Your goal
Copy everything in the listing below word for word, apart from any images.

Working data
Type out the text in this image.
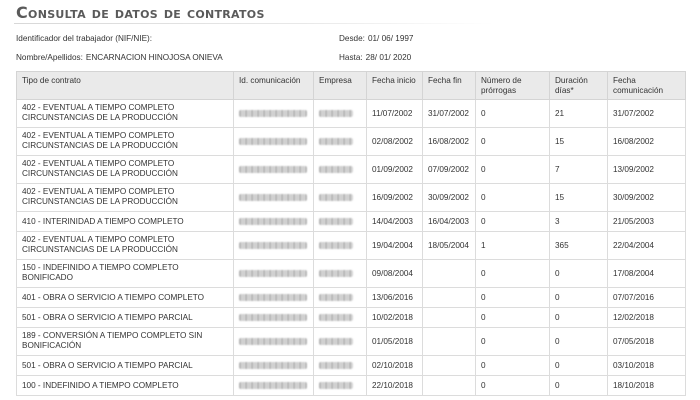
Consulta de datos de contratos
Identificador del trabajador (NIF/NIE):	Desde: 01/ 06/ 1997
Nombre/Apellidos: ENCARNACION HINOJOSA ONIEVA	Hasta: 28/ 01/ 2020
Tipo de contrato	Id. comunicación	Empresa	Fecha inicio	Fecha fin	Número de prórrogas	Duración días*	Fecha comunicación
402 - EVENTUAL A TIEMPO COMPLETO CIRCUNSTANCIAS DE LA PRODUCCIÓN			11/07/2002	31/07/2002	0	21	31/07/2002
402 - EVENTUAL A TIEMPO COMPLETO CIRCUNSTANCIAS DE LA PRODUCCIÓN			02/08/2002	16/08/2002	0	15	16/08/2002
402 - EVENTUAL A TIEMPO COMPLETO CIRCUNSTANCIAS DE LA PRODUCCIÓN			01/09/2002	07/09/2002	0	7	13/09/2002
402 - EVENTUAL A TIEMPO COMPLETO CIRCUNSTANCIAS DE LA PRODUCCIÓN			16/09/2002	30/09/2002	0	15	30/09/2002
410 - INTERINIDAD A TIEMPO COMPLETO			14/04/2003	16/04/2003	0	3	21/05/2003
402 - EVENTUAL A TIEMPO COMPLETO CIRCUNSTANCIAS DE LA PRODUCCIÓN			19/04/2004	18/05/2004	1	365	22/04/2004
150 - INDEFINIDO A TIEMPO COMPLETO BONIFICADO			09/08/2004		0	0	17/08/2004
401 - OBRA O SERVICIO A TIEMPO COMPLETO			13/06/2016		0	0	07/07/2016
501 - OBRA O SERVICIO A TIEMPO PARCIAL			10/02/2018		0	0	12/02/2018
189 - CONVERSIÓN A TIEMPO COMPLETO SIN BONIFICACIÓN			01/05/2018		0	0	07/05/2018
501 - OBRA O SERVICIO A TIEMPO PARCIAL			02/10/2018		0	0	03/10/2018
100 - INDEFINIDO A TIEMPO COMPLETO			22/10/2018		0	0	18/10/2018
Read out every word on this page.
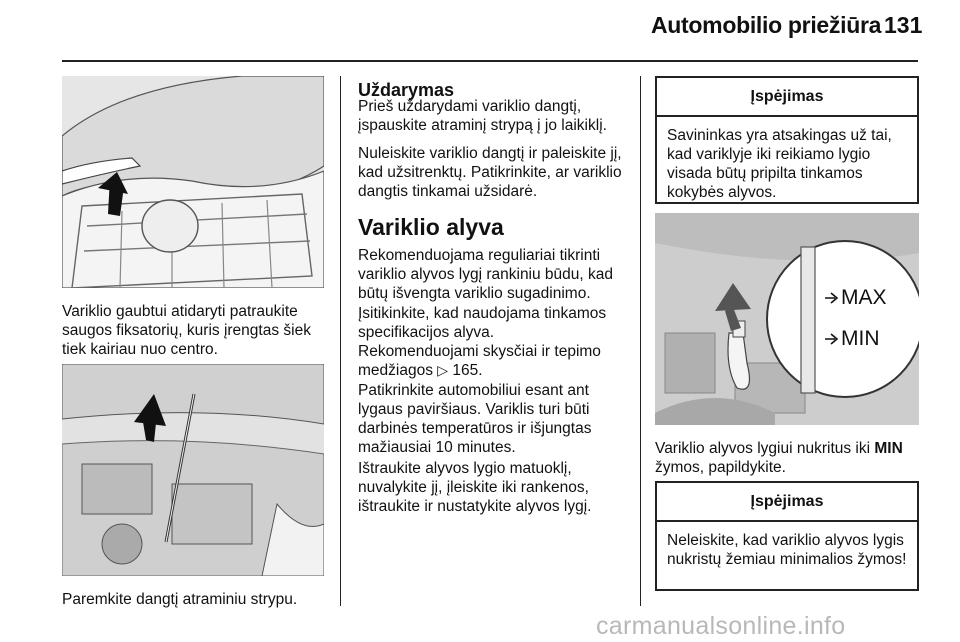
Automobilio priežiūra 131

Variklio gaubtui atidaryti patraukite saugos fiksatorių, kuris įrengtas šiek tiek kairiau nuo centro.

Paremkite dangtį atraminiu strypu.

Uždarymas

Prieš uždarydami variklio dangtį, įspauskite atraminį strypą į jo laikiklį.

Nuleiskite variklio dangtį ir paleiskite jį, kad užsitrenktų. Patikrinkite, ar variklio dangtis tinkamai užsidarė.

Variklio alyva

Rekomenduojama reguliariai tikrinti variklio alyvos lygį rankiniu būdu, kad būtų išvengta variklio sugadinimo.

Įsitikinkite, kad naudojama tinkamos specifikacijos alyva.
Rekomenduojami skysčiai ir tepimo medžiagos ▷ 165.

Patikrinkite automobiliui esant ant lygaus paviršiaus. Variklis turi būti darbinės temperatūros ir išjungtas mažiausiai 10 minutes.

Ištraukite alyvos lygio matuoklį, nuvalykite jį, įleiskite iki rankenos, ištraukite ir nustatykite alyvos lygį.

Įspėjimas
Savininkas yra atsakingas už tai, kad variklyje iki reikiamo lygio visada būtų pripilta tinkamos kokybės alyvos.
MAX
MIN

Variklio alyvos lygiui nukritus iki MIN žymos, papildykite.

Įspėjimas
Neleiskite, kad variklio alyvos lygis nukristų žemiau minimalios žymos!
carmanualsonline.info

Correct result
Type out the text in this image.
Consulta de datos de contratos
Identificador del trabajador (NIF/NIE):	Desde: 01/ 06/ 1997
Nombre/Apellidos: ENCARNACION HINOJOSA ONIEVA	Hasta: 28/ 01/ 2020
Tipo de contrato	Id. comunicación	Empresa	Fecha inicio	Fecha fin	Número de prórrogas	Duración días*	Fecha comunicación
402 - EVENTUAL A TIEMPO COMPLETO CIRCUNSTANCIAS DE LA PRODUCCIÓN			11/07/2002	31/07/2002	0	21	31/07/2002
402 - EVENTUAL A TIEMPO COMPLETO CIRCUNSTANCIAS DE LA PRODUCCIÓN			02/08/2002	16/08/2002	0	15	16/08/2002
402 - EVENTUAL A TIEMPO COMPLETO CIRCUNSTANCIAS DE LA PRODUCCIÓN			01/09/2002	07/09/2002	0	7	13/09/2002
402 - EVENTUAL A TIEMPO COMPLETO CIRCUNSTANCIAS DE LA PRODUCCIÓN			16/09/2002	30/09/2002	0	15	30/09/2002
410 - INTERINIDAD A TIEMPO COMPLETO			14/04/2003	16/04/2003	0	3	21/05/2003
402 - EVENTUAL A TIEMPO COMPLETO CIRCUNSTANCIAS DE LA PRODUCCIÓN			19/04/2004	18/05/2004	1	365	22/04/2004
150 - INDEFINIDO A TIEMPO COMPLETO BONIFICADO			09/08/2004		0	0	17/08/2004
401 - OBRA O SERVICIO A TIEMPO COMPLETO			13/06/2016		0	0	07/07/2016
501 - OBRA O SERVICIO A TIEMPO PARCIAL			10/02/2018		0	0	12/02/2018
189 - CONVERSIÓN A TIEMPO COMPLETO SIN BONIFICACIÓN			01/05/2018		0	0	07/05/2018
501 - OBRA O SERVICIO A TIEMPO PARCIAL			02/10/2018		0	0	03/10/2018
100 - INDEFINIDO A TIEMPO COMPLETO			22/10/2018		0	0	18/10/2018
Read out every word on this page.
Automobilio priežiūra 131

Variklio gaubtui atidaryti patraukite saugos fiksatorių, kuris įrengtas šiek tiek kairiau nuo centro.

Paremkite dangtį atraminiu strypu.

Uždarymas

Prieš uždarydami variklio dangtį, įspauskite atraminį strypą į jo laikiklį.

Nuleiskite variklio dangtį ir paleiskite jį, kad užsitrenktų. Patikrinkite, ar variklio dangtis tinkamai užsidarė.

Variklio alyva

Rekomenduojama reguliariai tikrinti variklio alyvos lygį rankiniu būdu, kad būtų išvengta variklio sugadinimo.

Įsitikinkite, kad naudojama tinkamos specifikacijos alyva.
Rekomenduojami skysčiai ir tepimo medžiagos ▷ 165.

Patikrinkite automobiliui esant ant lygaus paviršiaus. Variklis turi būti darbinės temperatūros ir išjungtas mažiausiai 10 minutes.

Ištraukite alyvos lygio matuoklį, nuvalykite jį, įleiskite iki rankenos, ištraukite ir nustatykite alyvos lygį.

Įspėjimas
Savininkas yra atsakingas už tai, kad variklyje iki reikiamo lygio visada būtų pripilta tinkamos kokybės alyvos.
MAX
MIN

Variklio alyvos lygiui nukritus iki MIN žymos, papildykite.

Įspėjimas
Neleiskite, kad variklio alyvos lygis nukristų žemiau minimalios žymos!
carmanualsonline.info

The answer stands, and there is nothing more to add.